What to produce: Print exactly, and only, the lines running from the line containing "Read out every word on this page." through the end of the records below.

--- Start of Given data ---

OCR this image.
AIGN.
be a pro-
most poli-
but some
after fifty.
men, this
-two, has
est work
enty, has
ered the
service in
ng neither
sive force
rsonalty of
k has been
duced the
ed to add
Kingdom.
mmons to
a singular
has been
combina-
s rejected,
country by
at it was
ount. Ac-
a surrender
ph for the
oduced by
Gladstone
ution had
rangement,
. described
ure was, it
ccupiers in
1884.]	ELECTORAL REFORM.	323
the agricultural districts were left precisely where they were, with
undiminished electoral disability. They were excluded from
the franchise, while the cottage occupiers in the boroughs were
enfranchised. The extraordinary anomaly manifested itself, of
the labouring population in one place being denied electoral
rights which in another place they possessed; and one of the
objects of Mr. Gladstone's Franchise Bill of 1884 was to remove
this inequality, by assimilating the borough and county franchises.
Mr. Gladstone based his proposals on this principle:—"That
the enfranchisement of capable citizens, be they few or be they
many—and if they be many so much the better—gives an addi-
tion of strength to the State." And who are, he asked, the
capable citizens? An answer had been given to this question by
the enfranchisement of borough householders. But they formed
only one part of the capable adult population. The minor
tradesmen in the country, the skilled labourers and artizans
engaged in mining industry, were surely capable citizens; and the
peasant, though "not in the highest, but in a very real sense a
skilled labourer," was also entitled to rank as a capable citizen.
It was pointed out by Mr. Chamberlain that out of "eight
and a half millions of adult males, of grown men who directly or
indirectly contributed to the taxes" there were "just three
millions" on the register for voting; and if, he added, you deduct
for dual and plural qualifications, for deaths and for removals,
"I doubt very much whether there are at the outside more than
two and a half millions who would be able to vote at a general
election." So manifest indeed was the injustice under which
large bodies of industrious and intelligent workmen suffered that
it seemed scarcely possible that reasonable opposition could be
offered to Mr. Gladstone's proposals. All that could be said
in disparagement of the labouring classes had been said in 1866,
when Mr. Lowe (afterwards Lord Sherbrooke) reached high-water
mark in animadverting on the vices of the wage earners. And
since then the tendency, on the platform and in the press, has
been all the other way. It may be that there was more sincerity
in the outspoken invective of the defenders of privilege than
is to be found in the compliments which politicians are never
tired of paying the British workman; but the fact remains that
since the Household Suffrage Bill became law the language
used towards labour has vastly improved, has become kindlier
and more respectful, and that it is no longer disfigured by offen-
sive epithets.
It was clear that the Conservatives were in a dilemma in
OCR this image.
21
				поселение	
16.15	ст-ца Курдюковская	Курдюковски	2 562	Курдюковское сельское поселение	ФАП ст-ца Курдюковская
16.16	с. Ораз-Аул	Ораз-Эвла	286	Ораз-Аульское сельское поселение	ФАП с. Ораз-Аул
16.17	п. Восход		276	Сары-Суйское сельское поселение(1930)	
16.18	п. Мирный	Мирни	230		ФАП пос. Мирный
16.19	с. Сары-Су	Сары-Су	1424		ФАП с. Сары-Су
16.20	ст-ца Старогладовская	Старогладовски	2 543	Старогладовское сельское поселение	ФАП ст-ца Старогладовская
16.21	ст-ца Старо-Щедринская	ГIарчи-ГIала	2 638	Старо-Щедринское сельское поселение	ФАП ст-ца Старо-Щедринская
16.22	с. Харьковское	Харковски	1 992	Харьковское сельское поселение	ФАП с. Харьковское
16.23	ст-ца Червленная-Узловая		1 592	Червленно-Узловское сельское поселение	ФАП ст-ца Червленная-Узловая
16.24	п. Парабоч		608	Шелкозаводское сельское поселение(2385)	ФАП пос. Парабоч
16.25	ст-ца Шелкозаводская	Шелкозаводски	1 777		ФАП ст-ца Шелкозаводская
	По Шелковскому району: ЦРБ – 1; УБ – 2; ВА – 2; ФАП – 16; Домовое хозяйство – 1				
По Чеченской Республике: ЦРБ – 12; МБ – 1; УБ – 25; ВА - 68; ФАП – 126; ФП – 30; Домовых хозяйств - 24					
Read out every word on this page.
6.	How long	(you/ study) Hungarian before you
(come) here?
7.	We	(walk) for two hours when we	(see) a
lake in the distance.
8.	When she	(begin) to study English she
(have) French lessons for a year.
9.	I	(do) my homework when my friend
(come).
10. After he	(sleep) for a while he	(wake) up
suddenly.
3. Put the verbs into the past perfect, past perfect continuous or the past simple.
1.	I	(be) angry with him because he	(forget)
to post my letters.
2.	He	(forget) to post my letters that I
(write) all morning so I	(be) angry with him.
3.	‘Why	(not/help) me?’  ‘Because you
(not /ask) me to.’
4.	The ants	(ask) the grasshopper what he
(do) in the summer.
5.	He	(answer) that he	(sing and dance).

--- End of Given data ---

Output:
Read out every word on this page.
6.	How long	(you/ study) Hungarian before you
(come) here?
7.	We	(walk) for two hours when we	(see) a
lake in the distance.
8.	When she	(begin) to study English she
(have) French lessons for a year.
9.	I	(do) my homework when my friend
(come).
10. After he	(sleep) for a while he	(wake) up
suddenly.
3. Put the verbs into the past perfect, past perfect continuous or the past simple.
1.	I	(be) angry with him because he	(forget)
to post my letters.
2.	He	(forget) to post my letters that I
(write) all morning so I	(be) angry with him.
3.	‘Why	(not/help) me?’  ‘Because you
(not /ask) me to.’
4.	The ants	(ask) the grasshopper what he
(do) in the summer.
5.	He	(answer) that he	(sing and dance).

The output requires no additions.